Directive:
Extract the full listing below without altering a single character.

BEGIN Exercise material

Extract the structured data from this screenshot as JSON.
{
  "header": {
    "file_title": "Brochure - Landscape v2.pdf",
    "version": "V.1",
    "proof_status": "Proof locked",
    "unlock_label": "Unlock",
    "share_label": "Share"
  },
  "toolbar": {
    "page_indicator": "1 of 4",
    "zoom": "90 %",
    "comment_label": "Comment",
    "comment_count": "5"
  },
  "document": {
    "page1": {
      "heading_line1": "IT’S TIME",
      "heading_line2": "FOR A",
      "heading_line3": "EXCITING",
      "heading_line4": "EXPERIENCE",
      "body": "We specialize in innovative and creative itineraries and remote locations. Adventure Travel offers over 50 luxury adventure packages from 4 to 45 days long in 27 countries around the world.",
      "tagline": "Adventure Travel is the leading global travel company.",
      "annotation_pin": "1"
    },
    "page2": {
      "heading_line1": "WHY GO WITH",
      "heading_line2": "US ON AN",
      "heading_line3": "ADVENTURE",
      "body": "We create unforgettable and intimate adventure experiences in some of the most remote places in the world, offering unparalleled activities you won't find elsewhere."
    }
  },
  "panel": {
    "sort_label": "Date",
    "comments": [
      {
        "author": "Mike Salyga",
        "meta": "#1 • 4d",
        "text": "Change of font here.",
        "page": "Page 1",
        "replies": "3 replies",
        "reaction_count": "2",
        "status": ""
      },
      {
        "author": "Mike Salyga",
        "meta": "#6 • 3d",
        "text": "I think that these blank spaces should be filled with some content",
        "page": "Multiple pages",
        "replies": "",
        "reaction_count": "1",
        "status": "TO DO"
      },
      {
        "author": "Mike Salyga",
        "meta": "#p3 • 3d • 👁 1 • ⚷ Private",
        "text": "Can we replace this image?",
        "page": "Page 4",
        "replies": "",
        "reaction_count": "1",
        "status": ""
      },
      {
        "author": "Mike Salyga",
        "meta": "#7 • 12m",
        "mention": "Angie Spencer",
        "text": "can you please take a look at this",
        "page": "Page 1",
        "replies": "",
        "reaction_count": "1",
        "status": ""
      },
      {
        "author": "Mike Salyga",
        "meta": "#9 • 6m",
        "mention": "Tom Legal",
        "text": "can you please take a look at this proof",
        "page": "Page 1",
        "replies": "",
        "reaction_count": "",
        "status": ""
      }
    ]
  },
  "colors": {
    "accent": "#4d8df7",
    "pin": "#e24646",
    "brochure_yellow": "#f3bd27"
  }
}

END Exercise material

Answer:
Extract the structured data from this screenshot as JSON.
{
  "header": {
    "file_title": "Brochure - Landscape v2.pdf",
    "version": "V.1",
    "proof_status": "Proof locked",
    "unlock_label": "Unlock",
    "share_label": "Share"
  },
  "toolbar": {
    "page_indicator": "1 of 4",
    "zoom": "90 %",
    "comment_label": "Comment",
    "comment_count": "5"
  },
  "document": {
    "page1": {
      "heading_line1": "IT’S TIME",
      "heading_line2": "FOR A",
      "heading_line3": "EXCITING",
      "heading_line4": "EXPERIENCE",
      "body": "We specialize in innovative and creative itineraries and remote locations. Adventure Travel offers over 50 luxury adventure packages from 4 to 45 days long in 27 countries around the world.",
      "tagline": "Adventure Travel is the leading global travel company.",
      "annotation_pin": "1"
    },
    "page2": {
      "heading_line1": "WHY GO WITH",
      "heading_line2": "US ON AN",
      "heading_line3": "ADVENTURE",
      "body": "We create unforgettable and intimate adventure experiences in some of the most remote places in the world, offering unparalleled activities you won't find elsewhere."
    }
  },
  "panel": {
    "sort_label": "Date",
    "comments": [
      {
        "author": "Mike Salyga",
        "meta": "#1 • 4d",
        "text": "Change of font here.",
        "page": "Page 1",
        "replies": "3 replies",
        "reaction_count": "2",
        "status": ""
      },
      {
        "author": "Mike Salyga",
        "meta": "#6 • 3d",
        "text": "I think that these blank spaces should be filled with some content",
        "page": "Multiple pages",
        "replies": "",
        "reaction_count": "1",
        "status": "TO DO"
      },
      {
        "author": "Mike Salyga",
        "meta": "#p3 • 3d • 👁 1 • ⚷ Private",
        "text": "Can we replace this image?",
        "page": "Page 4",
        "replies": "",
        "reaction_count": "1",
        "status": ""
      },
      {
        "author": "Mike Salyga",
        "meta": "#7 • 12m",
        "mention": "Angie Spencer",
        "text": "can you please take a look at this",
        "page": "Page 1",
        "replies": "",
        "reaction_count": "1",
        "status": ""
      },
      {
        "author": "Mike Salyga",
        "meta": "#9 • 6m",
        "mention": "Tom Legal",
        "text": "can you please take a look at this proof",
        "page": "Page 1",
        "replies": "",
        "reaction_count": "",
        "status": ""
      }
    ]
  },
  "colors": {
    "accent": "#4d8df7",
    "pin": "#e24646",
    "brochure_yellow": "#f3bd27"
  }
}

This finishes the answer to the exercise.